- Work instructions
Find every line with the word "Safe". Copy those lines.

- Data extract
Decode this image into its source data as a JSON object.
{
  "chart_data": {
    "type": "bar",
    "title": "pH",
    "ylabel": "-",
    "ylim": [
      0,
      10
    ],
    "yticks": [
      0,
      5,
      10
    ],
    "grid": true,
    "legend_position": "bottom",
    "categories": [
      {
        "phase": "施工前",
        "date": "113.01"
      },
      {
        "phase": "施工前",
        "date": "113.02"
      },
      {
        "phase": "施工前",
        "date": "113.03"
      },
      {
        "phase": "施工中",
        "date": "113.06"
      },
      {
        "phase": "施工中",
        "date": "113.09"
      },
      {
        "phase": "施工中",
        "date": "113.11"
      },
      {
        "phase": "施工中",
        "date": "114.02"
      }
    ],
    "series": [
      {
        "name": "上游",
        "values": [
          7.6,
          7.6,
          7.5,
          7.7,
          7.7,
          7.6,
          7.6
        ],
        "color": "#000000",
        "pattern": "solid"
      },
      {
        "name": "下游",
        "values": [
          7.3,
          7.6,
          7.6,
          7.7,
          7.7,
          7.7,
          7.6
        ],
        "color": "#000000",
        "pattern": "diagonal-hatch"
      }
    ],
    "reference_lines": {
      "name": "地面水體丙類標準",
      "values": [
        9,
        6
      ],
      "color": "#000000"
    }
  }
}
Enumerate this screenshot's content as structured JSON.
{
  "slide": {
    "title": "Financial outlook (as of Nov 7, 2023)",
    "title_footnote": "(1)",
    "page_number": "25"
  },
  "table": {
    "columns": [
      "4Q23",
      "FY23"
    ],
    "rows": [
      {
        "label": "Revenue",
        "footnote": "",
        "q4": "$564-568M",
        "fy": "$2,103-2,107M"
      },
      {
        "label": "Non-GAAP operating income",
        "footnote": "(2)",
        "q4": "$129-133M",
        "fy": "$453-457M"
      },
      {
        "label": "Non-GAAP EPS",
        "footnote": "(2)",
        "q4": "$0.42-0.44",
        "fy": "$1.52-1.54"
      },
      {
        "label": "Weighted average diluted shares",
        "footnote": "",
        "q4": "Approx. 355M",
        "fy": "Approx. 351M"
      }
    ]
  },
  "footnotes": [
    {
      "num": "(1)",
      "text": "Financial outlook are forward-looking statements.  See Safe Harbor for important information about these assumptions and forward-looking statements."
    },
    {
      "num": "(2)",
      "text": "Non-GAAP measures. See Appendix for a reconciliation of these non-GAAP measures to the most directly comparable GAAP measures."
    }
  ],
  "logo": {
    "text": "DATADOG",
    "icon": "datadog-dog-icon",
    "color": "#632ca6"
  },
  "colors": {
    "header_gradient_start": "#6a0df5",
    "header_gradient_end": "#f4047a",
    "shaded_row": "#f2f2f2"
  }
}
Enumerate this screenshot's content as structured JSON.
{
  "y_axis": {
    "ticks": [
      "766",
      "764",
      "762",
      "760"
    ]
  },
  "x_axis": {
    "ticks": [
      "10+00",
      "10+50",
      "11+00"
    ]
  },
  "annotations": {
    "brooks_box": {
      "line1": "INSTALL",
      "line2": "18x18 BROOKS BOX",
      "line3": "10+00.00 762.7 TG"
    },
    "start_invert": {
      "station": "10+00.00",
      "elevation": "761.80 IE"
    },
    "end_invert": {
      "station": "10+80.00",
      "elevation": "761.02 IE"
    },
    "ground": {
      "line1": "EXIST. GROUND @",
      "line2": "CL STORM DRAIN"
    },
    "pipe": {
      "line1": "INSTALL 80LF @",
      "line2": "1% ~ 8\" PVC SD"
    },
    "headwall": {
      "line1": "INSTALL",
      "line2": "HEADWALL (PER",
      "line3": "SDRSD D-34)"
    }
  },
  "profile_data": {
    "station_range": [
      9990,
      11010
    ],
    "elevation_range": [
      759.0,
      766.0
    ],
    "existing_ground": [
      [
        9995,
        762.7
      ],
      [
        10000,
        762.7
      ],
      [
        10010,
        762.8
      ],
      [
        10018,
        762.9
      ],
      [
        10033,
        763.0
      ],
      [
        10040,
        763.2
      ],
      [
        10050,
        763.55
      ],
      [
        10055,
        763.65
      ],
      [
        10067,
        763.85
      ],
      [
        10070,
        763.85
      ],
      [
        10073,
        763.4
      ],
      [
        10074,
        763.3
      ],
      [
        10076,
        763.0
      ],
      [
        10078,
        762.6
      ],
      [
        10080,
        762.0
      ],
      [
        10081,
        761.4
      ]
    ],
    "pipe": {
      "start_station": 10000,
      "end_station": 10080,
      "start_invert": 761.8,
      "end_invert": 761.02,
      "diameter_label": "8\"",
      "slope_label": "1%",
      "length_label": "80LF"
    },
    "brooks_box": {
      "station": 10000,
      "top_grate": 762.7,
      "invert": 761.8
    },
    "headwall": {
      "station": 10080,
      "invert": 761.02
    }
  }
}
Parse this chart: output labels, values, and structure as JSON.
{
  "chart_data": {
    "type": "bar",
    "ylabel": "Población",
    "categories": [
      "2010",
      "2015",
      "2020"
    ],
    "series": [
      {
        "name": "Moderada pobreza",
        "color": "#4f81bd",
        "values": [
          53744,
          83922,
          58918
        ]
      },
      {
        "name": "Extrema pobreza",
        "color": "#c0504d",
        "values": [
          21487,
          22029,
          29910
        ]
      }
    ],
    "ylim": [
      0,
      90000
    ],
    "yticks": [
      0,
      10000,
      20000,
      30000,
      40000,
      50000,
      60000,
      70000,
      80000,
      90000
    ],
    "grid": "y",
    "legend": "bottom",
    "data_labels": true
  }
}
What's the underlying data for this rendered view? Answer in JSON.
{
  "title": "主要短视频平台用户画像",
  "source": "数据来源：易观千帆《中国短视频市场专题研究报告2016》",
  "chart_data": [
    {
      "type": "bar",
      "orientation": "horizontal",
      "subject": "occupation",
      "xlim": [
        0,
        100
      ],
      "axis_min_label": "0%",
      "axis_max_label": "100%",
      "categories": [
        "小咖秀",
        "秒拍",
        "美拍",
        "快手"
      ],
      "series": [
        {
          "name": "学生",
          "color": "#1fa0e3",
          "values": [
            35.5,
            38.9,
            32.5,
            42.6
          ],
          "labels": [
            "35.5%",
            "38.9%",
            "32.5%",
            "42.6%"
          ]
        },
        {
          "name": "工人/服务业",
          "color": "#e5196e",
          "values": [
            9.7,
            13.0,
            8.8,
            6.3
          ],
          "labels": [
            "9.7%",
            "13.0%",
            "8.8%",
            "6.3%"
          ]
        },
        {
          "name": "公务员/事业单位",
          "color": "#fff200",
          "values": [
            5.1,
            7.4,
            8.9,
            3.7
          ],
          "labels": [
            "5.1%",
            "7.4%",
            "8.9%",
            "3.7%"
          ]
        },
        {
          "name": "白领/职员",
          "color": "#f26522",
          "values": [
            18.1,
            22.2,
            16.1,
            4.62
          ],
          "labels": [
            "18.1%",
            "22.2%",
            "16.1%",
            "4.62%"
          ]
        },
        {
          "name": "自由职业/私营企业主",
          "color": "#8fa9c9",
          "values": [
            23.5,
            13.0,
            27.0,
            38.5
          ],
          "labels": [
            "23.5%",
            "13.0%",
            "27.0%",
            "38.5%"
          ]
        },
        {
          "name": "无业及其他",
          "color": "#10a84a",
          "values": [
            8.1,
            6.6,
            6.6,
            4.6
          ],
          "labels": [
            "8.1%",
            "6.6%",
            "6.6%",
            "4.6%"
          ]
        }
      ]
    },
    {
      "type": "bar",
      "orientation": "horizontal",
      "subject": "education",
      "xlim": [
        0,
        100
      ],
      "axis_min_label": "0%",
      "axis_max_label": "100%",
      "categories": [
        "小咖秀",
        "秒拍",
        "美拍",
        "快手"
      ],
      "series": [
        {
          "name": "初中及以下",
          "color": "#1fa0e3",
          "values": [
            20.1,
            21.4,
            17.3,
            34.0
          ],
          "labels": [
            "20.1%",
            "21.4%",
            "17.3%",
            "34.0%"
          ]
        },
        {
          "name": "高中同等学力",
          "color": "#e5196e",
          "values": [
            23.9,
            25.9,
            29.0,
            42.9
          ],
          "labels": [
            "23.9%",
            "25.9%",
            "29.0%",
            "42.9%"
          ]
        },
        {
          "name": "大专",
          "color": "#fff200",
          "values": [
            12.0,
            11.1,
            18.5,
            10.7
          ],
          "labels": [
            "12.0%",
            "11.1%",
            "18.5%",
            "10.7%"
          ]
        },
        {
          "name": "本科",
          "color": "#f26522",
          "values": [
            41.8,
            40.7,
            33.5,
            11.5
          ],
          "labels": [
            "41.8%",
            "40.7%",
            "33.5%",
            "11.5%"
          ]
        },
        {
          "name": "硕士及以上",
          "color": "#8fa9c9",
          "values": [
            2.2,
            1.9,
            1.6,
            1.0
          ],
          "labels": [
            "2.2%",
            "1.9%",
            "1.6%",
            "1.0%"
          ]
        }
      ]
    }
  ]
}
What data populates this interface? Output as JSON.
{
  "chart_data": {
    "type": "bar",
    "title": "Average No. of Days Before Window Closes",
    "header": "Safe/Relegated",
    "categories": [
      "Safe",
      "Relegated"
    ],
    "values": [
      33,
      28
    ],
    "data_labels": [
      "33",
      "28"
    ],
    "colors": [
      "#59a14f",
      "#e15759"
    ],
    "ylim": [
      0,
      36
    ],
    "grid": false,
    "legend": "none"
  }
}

- Complete response
      "text": "Financial outlook are forward-looking statements.  See Safe Harbor for important information about these assumptions and forward-looking statements."
    "header": "Safe/Relegated",
      "Safe",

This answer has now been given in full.